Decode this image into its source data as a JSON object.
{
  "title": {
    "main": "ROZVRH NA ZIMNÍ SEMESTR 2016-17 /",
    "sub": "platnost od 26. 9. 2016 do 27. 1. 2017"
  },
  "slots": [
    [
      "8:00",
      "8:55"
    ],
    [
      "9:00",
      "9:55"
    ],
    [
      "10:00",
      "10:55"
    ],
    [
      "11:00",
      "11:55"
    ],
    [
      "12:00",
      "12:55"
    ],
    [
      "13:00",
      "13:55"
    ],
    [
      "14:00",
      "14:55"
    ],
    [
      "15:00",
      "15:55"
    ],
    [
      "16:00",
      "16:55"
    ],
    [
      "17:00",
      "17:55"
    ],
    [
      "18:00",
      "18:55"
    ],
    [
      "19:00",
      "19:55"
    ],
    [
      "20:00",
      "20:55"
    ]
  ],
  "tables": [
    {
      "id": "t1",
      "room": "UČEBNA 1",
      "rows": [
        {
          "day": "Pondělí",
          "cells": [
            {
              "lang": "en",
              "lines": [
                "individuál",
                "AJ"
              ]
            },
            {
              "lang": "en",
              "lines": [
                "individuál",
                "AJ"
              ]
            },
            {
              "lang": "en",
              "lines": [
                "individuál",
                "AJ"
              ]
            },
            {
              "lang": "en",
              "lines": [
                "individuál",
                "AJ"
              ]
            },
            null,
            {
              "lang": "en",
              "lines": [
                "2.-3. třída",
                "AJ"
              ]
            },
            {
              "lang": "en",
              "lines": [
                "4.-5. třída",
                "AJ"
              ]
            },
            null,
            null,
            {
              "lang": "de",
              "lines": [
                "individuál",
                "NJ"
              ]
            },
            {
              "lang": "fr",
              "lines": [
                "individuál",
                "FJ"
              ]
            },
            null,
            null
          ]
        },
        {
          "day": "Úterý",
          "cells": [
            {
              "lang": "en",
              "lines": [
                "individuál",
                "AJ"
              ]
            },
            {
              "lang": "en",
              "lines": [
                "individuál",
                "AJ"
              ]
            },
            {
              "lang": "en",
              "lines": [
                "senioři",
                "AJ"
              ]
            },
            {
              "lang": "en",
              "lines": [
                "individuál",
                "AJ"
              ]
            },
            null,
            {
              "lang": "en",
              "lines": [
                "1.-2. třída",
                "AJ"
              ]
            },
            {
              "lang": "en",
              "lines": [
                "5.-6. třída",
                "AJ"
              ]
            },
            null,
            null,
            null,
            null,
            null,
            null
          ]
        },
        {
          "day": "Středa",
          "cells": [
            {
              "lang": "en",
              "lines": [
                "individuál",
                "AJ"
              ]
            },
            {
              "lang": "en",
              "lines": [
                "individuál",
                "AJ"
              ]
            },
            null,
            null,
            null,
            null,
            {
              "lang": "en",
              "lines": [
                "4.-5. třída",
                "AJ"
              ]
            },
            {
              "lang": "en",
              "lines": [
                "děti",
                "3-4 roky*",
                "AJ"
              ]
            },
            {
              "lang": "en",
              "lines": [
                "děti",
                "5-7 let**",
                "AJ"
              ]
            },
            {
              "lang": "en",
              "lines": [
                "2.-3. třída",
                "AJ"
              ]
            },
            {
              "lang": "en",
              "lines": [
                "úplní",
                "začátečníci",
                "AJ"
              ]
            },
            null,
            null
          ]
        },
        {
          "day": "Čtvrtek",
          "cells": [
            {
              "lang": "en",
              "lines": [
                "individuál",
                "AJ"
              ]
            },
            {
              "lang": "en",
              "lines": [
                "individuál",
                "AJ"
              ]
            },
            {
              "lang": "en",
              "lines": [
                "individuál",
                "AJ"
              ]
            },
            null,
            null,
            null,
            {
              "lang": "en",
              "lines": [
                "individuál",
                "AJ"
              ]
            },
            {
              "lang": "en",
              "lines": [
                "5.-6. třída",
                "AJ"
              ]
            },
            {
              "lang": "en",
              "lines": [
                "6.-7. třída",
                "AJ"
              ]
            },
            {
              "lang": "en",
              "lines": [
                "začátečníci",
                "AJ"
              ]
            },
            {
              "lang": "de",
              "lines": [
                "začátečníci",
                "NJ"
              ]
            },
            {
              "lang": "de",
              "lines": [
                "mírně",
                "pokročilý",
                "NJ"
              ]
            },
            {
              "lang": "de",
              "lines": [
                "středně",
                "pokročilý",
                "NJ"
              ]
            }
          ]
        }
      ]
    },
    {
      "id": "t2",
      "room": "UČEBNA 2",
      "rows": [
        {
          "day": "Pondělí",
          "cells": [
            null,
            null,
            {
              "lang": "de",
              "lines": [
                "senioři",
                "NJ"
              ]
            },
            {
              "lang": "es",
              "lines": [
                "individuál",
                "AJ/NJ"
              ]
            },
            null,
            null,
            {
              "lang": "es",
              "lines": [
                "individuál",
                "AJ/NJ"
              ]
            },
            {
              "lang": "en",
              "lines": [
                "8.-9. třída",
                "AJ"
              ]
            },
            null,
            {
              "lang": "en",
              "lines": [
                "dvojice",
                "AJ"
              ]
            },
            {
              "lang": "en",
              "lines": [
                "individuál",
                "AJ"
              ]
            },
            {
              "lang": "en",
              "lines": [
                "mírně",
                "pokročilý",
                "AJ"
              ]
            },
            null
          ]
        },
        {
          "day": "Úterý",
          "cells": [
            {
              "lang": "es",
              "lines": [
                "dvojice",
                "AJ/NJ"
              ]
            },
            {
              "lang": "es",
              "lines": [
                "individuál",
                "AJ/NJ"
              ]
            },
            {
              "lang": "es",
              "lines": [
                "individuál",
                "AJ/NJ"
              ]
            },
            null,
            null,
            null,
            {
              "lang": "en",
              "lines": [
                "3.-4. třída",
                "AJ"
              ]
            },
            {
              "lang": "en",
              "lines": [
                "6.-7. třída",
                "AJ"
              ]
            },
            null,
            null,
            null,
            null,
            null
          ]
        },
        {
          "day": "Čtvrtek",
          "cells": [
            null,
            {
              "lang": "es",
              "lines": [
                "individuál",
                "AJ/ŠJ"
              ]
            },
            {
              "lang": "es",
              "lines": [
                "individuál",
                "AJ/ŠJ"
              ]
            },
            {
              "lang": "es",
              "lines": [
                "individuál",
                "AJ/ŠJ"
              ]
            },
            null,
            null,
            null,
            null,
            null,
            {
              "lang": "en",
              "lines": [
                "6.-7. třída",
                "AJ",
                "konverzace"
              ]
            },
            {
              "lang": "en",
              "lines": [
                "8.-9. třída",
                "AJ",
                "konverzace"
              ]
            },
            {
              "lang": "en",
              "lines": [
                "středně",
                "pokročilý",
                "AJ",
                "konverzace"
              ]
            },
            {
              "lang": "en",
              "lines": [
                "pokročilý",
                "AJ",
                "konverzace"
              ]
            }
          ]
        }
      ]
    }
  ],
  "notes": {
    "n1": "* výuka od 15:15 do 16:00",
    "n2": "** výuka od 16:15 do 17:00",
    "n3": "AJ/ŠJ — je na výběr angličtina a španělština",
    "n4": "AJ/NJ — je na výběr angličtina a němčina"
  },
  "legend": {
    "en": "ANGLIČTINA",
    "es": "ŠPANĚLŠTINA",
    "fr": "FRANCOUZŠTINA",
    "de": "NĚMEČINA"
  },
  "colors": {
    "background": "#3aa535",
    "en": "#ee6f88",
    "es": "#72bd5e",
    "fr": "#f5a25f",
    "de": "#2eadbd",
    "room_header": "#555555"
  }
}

> What is needed
Print all of the entries again, exactly as written.

> Answer for this exercise
Decode this image into its source data as a JSON object.
{
  "title": {
    "main": "ROZVRH NA ZIMNÍ SEMESTR 2016-17 /",
    "sub": "platnost od 26. 9. 2016 do 27. 1. 2017"
  },
  "slots": [
    [
      "8:00",
      "8:55"
    ],
    [
      "9:00",
      "9:55"
    ],
    [
      "10:00",
      "10:55"
    ],
    [
      "11:00",
      "11:55"
    ],
    [
      "12:00",
      "12:55"
    ],
    [
      "13:00",
      "13:55"
    ],
    [
      "14:00",
      "14:55"
    ],
    [
      "15:00",
      "15:55"
    ],
    [
      "16:00",
      "16:55"
    ],
    [
      "17:00",
      "17:55"
    ],
    [
      "18:00",
      "18:55"
    ],
    [
      "19:00",
      "19:55"
    ],
    [
      "20:00",
      "20:55"
    ]
  ],
  "tables": [
    {
      "id": "t1",
      "room": "UČEBNA 1",
      "rows": [
        {
          "day": "Pondělí",
          "cells": [
            {
              "lang": "en",
              "lines": [
                "individuál",
                "AJ"
              ]
            },
            {
              "lang": "en",
              "lines": [
                "individuál",
                "AJ"
              ]
            },
            {
              "lang": "en",
              "lines": [
                "individuál",
                "AJ"
              ]
            },
            {
              "lang": "en",
              "lines": [
                "individuál",
                "AJ"
              ]
            },
            null,
            {
              "lang": "en",
              "lines": [
                "2.-3. třída",
                "AJ"
              ]
            },
            {
              "lang": "en",
              "lines": [
                "4.-5. třída",
                "AJ"
              ]
            },
            null,
            null,
            {
              "lang": "de",
              "lines": [
                "individuál",
                "NJ"
              ]
            },
            {
              "lang": "fr",
              "lines": [
                "individuál",
                "FJ"
              ]
            },
            null,
            null
          ]
        },
        {
          "day": "Úterý",
          "cells": [
            {
              "lang": "en",
              "lines": [
                "individuál",
                "AJ"
              ]
            },
            {
              "lang": "en",
              "lines": [
                "individuál",
                "AJ"
              ]
            },
            {
              "lang": "en",
              "lines": [
                "senioři",
                "AJ"
              ]
            },
            {
              "lang": "en",
              "lines": [
                "individuál",
                "AJ"
              ]
            },
            null,
            {
              "lang": "en",
              "lines": [
                "1.-2. třída",
                "AJ"
              ]
            },
            {
              "lang": "en",
              "lines": [
                "5.-6. třída",
                "AJ"
              ]
            },
            null,
            null,
            null,
            null,
            null,
            null
          ]
        },
        {
          "day": "Středa",
          "cells": [
            {
              "lang": "en",
              "lines": [
                "individuál",
                "AJ"
              ]
            },
            {
              "lang": "en",
              "lines": [
                "individuál",
                "AJ"
              ]
            },
            null,
            null,
            null,
            null,
            {
              "lang": "en",
              "lines": [
                "4.-5. třída",
                "AJ"
              ]
            },
            {
              "lang": "en",
              "lines": [
                "děti",
                "3-4 roky*",
                "AJ"
              ]
            },
            {
              "lang": "en",
              "lines": [
                "děti",
                "5-7 let**",
                "AJ"
              ]
            },
            {
              "lang": "en",
              "lines": [
                "2.-3. třída",
                "AJ"
              ]
            },
            {
              "lang": "en",
              "lines": [
                "úplní",
                "začátečníci",
                "AJ"
              ]
            },
            null,
            null
          ]
        },
        {
          "day": "Čtvrtek",
          "cells": [
            {
              "lang": "en",
              "lines": [
                "individuál",
                "AJ"
              ]
            },
            {
              "lang": "en",
              "lines": [
                "individuál",
                "AJ"
              ]
            },
            {
              "lang": "en",
              "lines": [
                "individuál",
                "AJ"
              ]
            },
            null,
            null,
            null,
            {
              "lang": "en",
              "lines": [
                "individuál",
                "AJ"
              ]
            },
            {
              "lang": "en",
              "lines": [
                "5.-6. třída",
                "AJ"
              ]
            },
            {
              "lang": "en",
              "lines": [
                "6.-7. třída",
                "AJ"
              ]
            },
            {
              "lang": "en",
              "lines": [
                "začátečníci",
                "AJ"
              ]
            },
            {
              "lang": "de",
              "lines": [
                "začátečníci",
                "NJ"
              ]
            },
            {
              "lang": "de",
              "lines": [
                "mírně",
                "pokročilý",
                "NJ"
              ]
            },
            {
              "lang": "de",
              "lines": [
                "středně",
                "pokročilý",
                "NJ"
              ]
            }
          ]
        }
      ]
    },
    {
      "id": "t2",
      "room": "UČEBNA 2",
      "rows": [
        {
          "day": "Pondělí",
          "cells": [
            null,
            null,
            {
              "lang": "de",
              "lines": [
                "senioři",
                "NJ"
              ]
            },
            {
              "lang": "es",
              "lines": [
                "individuál",
                "AJ/NJ"
              ]
            },
            null,
            null,
            {
              "lang": "es",
              "lines": [
                "individuál",
                "AJ/NJ"
              ]
            },
            {
              "lang": "en",
              "lines": [
                "8.-9. třída",
                "AJ"
              ]
            },
            null,
            {
              "lang": "en",
              "lines": [
                "dvojice",
                "AJ"
              ]
            },
            {
              "lang": "en",
              "lines": [
                "individuál",
                "AJ"
              ]
            },
            {
              "lang": "en",
              "lines": [
                "mírně",
                "pokročilý",
                "AJ"
              ]
            },
            null
          ]
        },
        {
          "day": "Úterý",
          "cells": [
            {
              "lang": "es",
              "lines": [
                "dvojice",
                "AJ/NJ"
              ]
            },
            {
              "lang": "es",
              "lines": [
                "individuál",
                "AJ/NJ"
              ]
            },
            {
              "lang": "es",
              "lines": [
                "individuál",
                "AJ/NJ"
              ]
            },
            null,
            null,
            null,
            {
              "lang": "en",
              "lines": [
                "3.-4. třída",
                "AJ"
              ]
            },
            {
              "lang": "en",
              "lines": [
                "6.-7. třída",
                "AJ"
              ]
            },
            null,
            null,
            null,
            null,
            null
          ]
        },
        {
          "day": "Čtvrtek",
          "cells": [
            null,
            {
              "lang": "es",
              "lines": [
                "individuál",
                "AJ/ŠJ"
              ]
            },
            {
              "lang": "es",
              "lines": [
                "individuál",
                "AJ/ŠJ"
              ]
            },
            {
              "lang": "es",
              "lines": [
                "individuál",
                "AJ/ŠJ"
              ]
            },
            null,
            null,
            null,
            null,
            null,
            {
              "lang": "en",
              "lines": [
                "6.-7. třída",
                "AJ",
                "konverzace"
              ]
            },
            {
              "lang": "en",
              "lines": [
                "8.-9. třída",
                "AJ",
                "konverzace"
              ]
            },
            {
              "lang": "en",
              "lines": [
                "středně",
                "pokročilý",
                "AJ",
                "konverzace"
              ]
            },
            {
              "lang": "en",
              "lines": [
                "pokročilý",
                "AJ",
                "konverzace"
              ]
            }
          ]
        }
      ]
    }
  ],
  "notes": {
    "n1": "* výuka od 15:15 do 16:00",
    "n2": "** výuka od 16:15 do 17:00",
    "n3": "AJ/ŠJ — je na výběr angličtina a španělština",
    "n4": "AJ/NJ — je na výběr angličtina a němčina"
  },
  "legend": {
    "en": "ANGLIČTINA",
    "es": "ŠPANĚLŠTINA",
    "fr": "FRANCOUZŠTINA",
    "de": "NĚMEČINA"
  },
  "colors": {
    "background": "#3aa535",
    "en": "#ee6f88",
    "es": "#72bd5e",
    "fr": "#f5a25f",
    "de": "#2eadbd",
    "room_header": "#555555"
  }
}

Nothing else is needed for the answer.